Exercise prompt: Every line of the material below should be repeated exactly.

— START Exercise material —

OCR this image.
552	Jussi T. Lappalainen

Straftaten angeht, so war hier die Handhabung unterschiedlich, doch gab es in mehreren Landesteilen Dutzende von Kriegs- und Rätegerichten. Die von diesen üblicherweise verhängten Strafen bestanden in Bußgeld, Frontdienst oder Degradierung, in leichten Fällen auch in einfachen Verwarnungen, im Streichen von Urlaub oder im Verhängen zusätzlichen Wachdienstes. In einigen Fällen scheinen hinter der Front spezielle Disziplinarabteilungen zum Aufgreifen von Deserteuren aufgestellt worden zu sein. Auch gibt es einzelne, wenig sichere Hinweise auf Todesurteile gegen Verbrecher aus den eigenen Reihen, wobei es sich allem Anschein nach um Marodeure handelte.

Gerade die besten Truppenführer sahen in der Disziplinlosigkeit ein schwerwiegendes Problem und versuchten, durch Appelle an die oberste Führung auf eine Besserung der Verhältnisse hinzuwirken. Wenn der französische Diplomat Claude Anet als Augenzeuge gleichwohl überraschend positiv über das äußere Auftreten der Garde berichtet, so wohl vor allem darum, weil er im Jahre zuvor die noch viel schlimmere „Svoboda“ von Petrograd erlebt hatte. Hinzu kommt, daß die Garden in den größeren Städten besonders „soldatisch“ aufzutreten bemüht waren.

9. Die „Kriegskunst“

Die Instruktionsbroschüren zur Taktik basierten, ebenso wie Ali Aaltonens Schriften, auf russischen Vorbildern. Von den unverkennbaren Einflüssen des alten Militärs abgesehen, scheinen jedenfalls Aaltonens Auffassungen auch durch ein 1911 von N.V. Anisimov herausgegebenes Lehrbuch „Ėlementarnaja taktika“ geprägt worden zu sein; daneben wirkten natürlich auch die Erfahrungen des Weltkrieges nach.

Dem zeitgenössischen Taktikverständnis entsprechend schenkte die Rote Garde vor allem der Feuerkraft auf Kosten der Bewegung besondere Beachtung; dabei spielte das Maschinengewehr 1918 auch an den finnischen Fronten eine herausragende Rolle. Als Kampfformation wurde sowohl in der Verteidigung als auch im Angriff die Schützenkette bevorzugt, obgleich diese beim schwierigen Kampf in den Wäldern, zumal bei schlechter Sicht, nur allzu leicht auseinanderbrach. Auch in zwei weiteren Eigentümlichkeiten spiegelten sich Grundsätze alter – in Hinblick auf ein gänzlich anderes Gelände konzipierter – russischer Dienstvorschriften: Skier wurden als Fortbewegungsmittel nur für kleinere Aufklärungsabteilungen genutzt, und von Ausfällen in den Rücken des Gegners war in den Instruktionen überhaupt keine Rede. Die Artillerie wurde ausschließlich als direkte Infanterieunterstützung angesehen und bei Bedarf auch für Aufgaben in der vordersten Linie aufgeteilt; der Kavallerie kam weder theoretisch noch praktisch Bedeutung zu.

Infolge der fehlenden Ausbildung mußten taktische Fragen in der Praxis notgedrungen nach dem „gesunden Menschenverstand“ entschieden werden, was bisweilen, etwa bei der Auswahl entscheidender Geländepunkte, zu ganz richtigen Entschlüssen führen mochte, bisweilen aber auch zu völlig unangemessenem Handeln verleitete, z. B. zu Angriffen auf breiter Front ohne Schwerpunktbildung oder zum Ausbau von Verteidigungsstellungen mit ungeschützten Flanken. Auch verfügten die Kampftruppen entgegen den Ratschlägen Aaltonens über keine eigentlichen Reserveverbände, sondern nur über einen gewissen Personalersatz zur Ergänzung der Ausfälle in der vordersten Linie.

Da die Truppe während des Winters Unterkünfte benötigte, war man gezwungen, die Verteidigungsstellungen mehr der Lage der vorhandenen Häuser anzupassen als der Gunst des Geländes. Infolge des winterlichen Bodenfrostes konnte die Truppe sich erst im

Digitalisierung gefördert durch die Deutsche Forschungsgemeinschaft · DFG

— END Exercise material —

Full output:
OCR this image.
552	Jussi T. Lappalainen

Straftaten angeht, so war hier die Handhabung unterschiedlich, doch gab es in mehreren Landesteilen Dutzende von Kriegs- und Rätegerichten. Die von diesen üblicherweise verhängten Strafen bestanden in Bußgeld, Frontdienst oder Degradierung, in leichten Fällen auch in einfachen Verwarnungen, im Streichen von Urlaub oder im Verhängen zusätzlichen Wachdienstes. In einigen Fällen scheinen hinter der Front spezielle Disziplinarabteilungen zum Aufgreifen von Deserteuren aufgestellt worden zu sein. Auch gibt es einzelne, wenig sichere Hinweise auf Todesurteile gegen Verbrecher aus den eigenen Reihen, wobei es sich allem Anschein nach um Marodeure handelte.

Gerade die besten Truppenführer sahen in der Disziplinlosigkeit ein schwerwiegendes Problem und versuchten, durch Appelle an die oberste Führung auf eine Besserung der Verhältnisse hinzuwirken. Wenn der französische Diplomat Claude Anet als Augenzeuge gleichwohl überraschend positiv über das äußere Auftreten der Garde berichtet, so wohl vor allem darum, weil er im Jahre zuvor die noch viel schlimmere „Svoboda“ von Petrograd erlebt hatte. Hinzu kommt, daß die Garden in den größeren Städten besonders „soldatisch“ aufzutreten bemüht waren.

9. Die „Kriegskunst“

Die Instruktionsbroschüren zur Taktik basierten, ebenso wie Ali Aaltonens Schriften, auf russischen Vorbildern. Von den unverkennbaren Einflüssen des alten Militärs abgesehen, scheinen jedenfalls Aaltonens Auffassungen auch durch ein 1911 von N.V. Anisimov herausgegebenes Lehrbuch „Ėlementarnaja taktika“ geprägt worden zu sein; daneben wirkten natürlich auch die Erfahrungen des Weltkrieges nach.

Dem zeitgenössischen Taktikverständnis entsprechend schenkte die Rote Garde vor allem der Feuerkraft auf Kosten der Bewegung besondere Beachtung; dabei spielte das Maschinengewehr 1918 auch an den finnischen Fronten eine herausragende Rolle. Als Kampfformation wurde sowohl in der Verteidigung als auch im Angriff die Schützenkette bevorzugt, obgleich diese beim schwierigen Kampf in den Wäldern, zumal bei schlechter Sicht, nur allzu leicht auseinanderbrach. Auch in zwei weiteren Eigentümlichkeiten spiegelten sich Grundsätze alter – in Hinblick auf ein gänzlich anderes Gelände konzipierter – russischer Dienstvorschriften: Skier wurden als Fortbewegungsmittel nur für kleinere Aufklärungsabteilungen genutzt, und von Ausfällen in den Rücken des Gegners war in den Instruktionen überhaupt keine Rede. Die Artillerie wurde ausschließlich als direkte Infanterieunterstützung angesehen und bei Bedarf auch für Aufgaben in der vordersten Linie aufgeteilt; der Kavallerie kam weder theoretisch noch praktisch Bedeutung zu.

Infolge der fehlenden Ausbildung mußten taktische Fragen in der Praxis notgedrungen nach dem „gesunden Menschenverstand“ entschieden werden, was bisweilen, etwa bei der Auswahl entscheidender Geländepunkte, zu ganz richtigen Entschlüssen führen mochte, bisweilen aber auch zu völlig unangemessenem Handeln verleitete, z. B. zu Angriffen auf breiter Front ohne Schwerpunktbildung oder zum Ausbau von Verteidigungsstellungen mit ungeschützten Flanken. Auch verfügten die Kampftruppen entgegen den Ratschlägen Aaltonens über keine eigentlichen Reserveverbände, sondern nur über einen gewissen Personalersatz zur Ergänzung der Ausfälle in der vordersten Linie.

Da die Truppe während des Winters Unterkünfte benötigte, war man gezwungen, die Verteidigungsstellungen mehr der Lage der vorhandenen Häuser anzupassen als der Gunst des Geländes. Infolge des winterlichen Bodenfrostes konnte die Truppe sich erst im

Digitalisierung gefördert durch die Deutsche Forschungsgemeinschaft · DFG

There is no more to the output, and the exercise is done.